** begin **

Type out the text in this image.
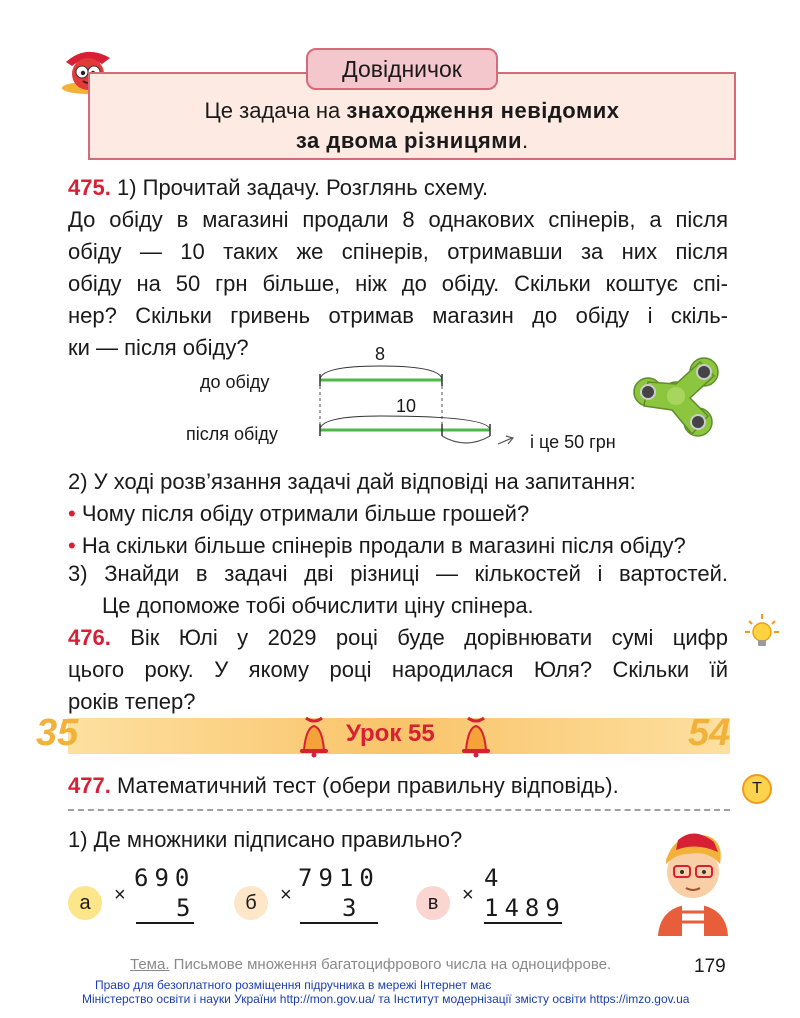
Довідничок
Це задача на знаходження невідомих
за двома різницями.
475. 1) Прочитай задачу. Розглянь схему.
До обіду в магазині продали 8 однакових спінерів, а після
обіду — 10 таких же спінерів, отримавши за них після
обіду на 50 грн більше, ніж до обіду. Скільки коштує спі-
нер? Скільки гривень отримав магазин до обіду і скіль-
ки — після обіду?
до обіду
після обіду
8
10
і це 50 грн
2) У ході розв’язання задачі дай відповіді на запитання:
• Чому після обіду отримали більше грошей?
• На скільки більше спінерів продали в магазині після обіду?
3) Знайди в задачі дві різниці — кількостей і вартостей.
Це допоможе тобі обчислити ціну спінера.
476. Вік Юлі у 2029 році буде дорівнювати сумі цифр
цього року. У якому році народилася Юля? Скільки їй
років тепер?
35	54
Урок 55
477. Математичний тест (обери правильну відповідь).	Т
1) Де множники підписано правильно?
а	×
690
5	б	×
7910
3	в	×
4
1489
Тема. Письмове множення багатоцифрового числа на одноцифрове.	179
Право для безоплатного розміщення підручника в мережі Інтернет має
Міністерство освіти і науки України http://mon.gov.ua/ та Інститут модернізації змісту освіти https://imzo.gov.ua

** end **
** begin **

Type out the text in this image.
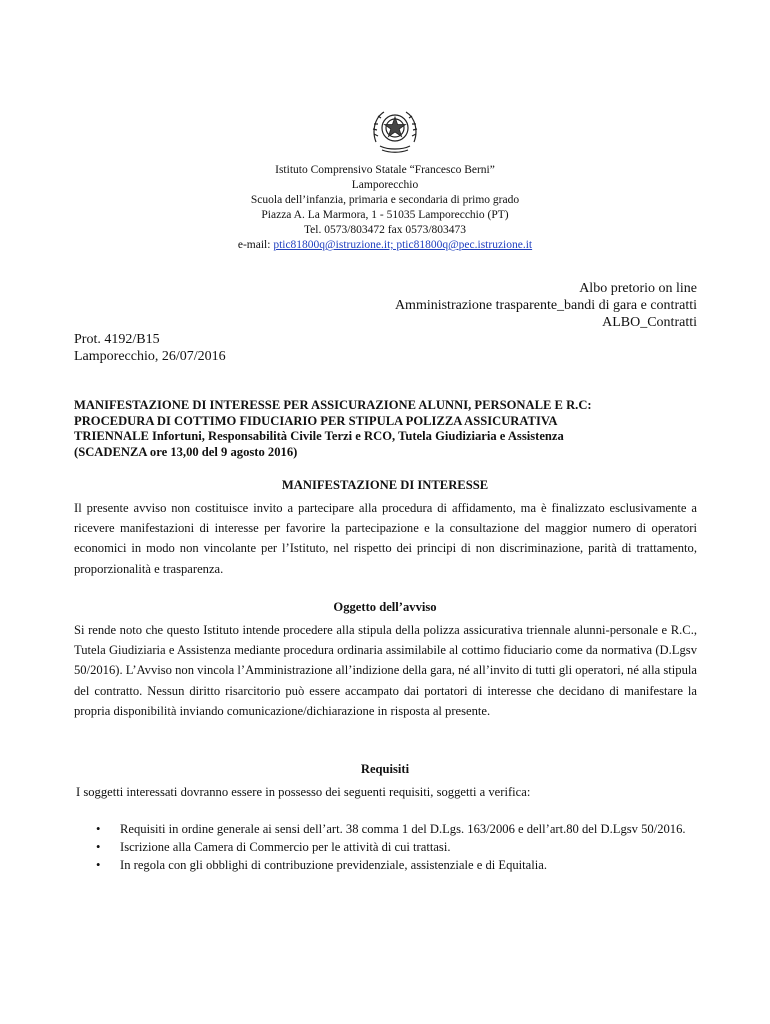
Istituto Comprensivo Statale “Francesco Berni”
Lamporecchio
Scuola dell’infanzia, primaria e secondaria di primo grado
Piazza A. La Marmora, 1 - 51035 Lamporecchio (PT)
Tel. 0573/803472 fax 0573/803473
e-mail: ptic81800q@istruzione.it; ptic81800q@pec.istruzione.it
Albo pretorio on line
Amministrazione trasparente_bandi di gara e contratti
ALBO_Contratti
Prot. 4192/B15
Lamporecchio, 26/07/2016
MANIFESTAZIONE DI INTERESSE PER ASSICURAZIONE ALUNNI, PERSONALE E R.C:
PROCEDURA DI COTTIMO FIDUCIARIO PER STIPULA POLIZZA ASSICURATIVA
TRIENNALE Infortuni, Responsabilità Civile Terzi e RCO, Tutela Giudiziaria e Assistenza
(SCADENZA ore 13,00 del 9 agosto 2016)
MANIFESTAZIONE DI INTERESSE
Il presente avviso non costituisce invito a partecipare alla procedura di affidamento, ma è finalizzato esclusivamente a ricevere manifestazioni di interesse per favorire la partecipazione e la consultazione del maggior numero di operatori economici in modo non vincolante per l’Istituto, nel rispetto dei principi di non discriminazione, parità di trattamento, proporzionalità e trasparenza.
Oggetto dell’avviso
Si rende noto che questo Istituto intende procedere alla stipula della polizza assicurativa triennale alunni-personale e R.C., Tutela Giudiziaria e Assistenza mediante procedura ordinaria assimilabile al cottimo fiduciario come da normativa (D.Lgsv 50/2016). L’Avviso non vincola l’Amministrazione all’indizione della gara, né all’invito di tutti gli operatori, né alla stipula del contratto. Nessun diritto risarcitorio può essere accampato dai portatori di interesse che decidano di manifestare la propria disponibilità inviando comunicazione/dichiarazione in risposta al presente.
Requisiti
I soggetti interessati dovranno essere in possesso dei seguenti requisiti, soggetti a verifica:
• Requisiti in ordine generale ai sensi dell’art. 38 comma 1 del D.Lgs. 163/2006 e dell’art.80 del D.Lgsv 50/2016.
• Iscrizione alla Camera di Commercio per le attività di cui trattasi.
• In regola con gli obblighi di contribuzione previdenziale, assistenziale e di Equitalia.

** end **

- TASK INSTRUCTIONS
Filter the entries and copy out every line with the word "продали".

- EXERCISE RESULT
До обіду в магазині продали 8 однакових спінерів, а після
• На скільки більше спінерів продали в магазині після обіду?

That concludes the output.